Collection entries
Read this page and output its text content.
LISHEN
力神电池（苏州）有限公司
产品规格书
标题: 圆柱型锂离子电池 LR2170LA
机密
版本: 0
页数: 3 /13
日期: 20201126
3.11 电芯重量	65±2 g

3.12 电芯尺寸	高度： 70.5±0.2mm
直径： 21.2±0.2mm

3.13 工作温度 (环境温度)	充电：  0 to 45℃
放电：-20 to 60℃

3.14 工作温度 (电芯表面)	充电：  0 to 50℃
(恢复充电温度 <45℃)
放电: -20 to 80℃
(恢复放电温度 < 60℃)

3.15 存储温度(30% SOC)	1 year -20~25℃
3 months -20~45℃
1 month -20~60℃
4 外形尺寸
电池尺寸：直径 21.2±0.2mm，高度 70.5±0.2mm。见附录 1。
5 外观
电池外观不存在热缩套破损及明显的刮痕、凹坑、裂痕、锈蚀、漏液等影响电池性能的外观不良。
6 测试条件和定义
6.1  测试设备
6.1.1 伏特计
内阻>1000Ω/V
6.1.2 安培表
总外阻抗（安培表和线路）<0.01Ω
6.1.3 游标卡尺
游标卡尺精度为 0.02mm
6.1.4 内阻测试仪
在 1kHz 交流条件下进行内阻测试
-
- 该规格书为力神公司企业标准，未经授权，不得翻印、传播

- [Goal]
Repeat back the data above, exact to the last character.

- [Final answer]
Read this page and output its text content.
LISHEN
力神电池（苏州）有限公司
产品规格书
标题: 圆柱型锂离子电池 LR2170LA
机密
版本: 0
页数: 3 /13
日期: 20201126
3.11 电芯重量	65±2 g

3.12 电芯尺寸	高度： 70.5±0.2mm
直径： 21.2±0.2mm

3.13 工作温度 (环境温度)	充电：  0 to 45℃
放电：-20 to 60℃

3.14 工作温度 (电芯表面)	充电：  0 to 50℃
(恢复充电温度 <45℃)
放电: -20 to 80℃
(恢复放电温度 < 60℃)

3.15 存储温度(30% SOC)	1 year -20~25℃
3 months -20~45℃
1 month -20~60℃
4 外形尺寸
电池尺寸：直径 21.2±0.2mm，高度 70.5±0.2mm。见附录 1。
5 外观
电池外观不存在热缩套破损及明显的刮痕、凹坑、裂痕、锈蚀、漏液等影响电池性能的外观不良。
6 测试条件和定义
6.1  测试设备
6.1.1 伏特计
内阻>1000Ω/V
6.1.2 安培表
总外阻抗（安培表和线路）<0.01Ω
6.1.3 游标卡尺
游标卡尺精度为 0.02mm
6.1.4 内阻测试仪
在 1kHz 交流条件下进行内阻测试
-
- 该规格书为力神公司企业标准，未经授权，不得翻印、传播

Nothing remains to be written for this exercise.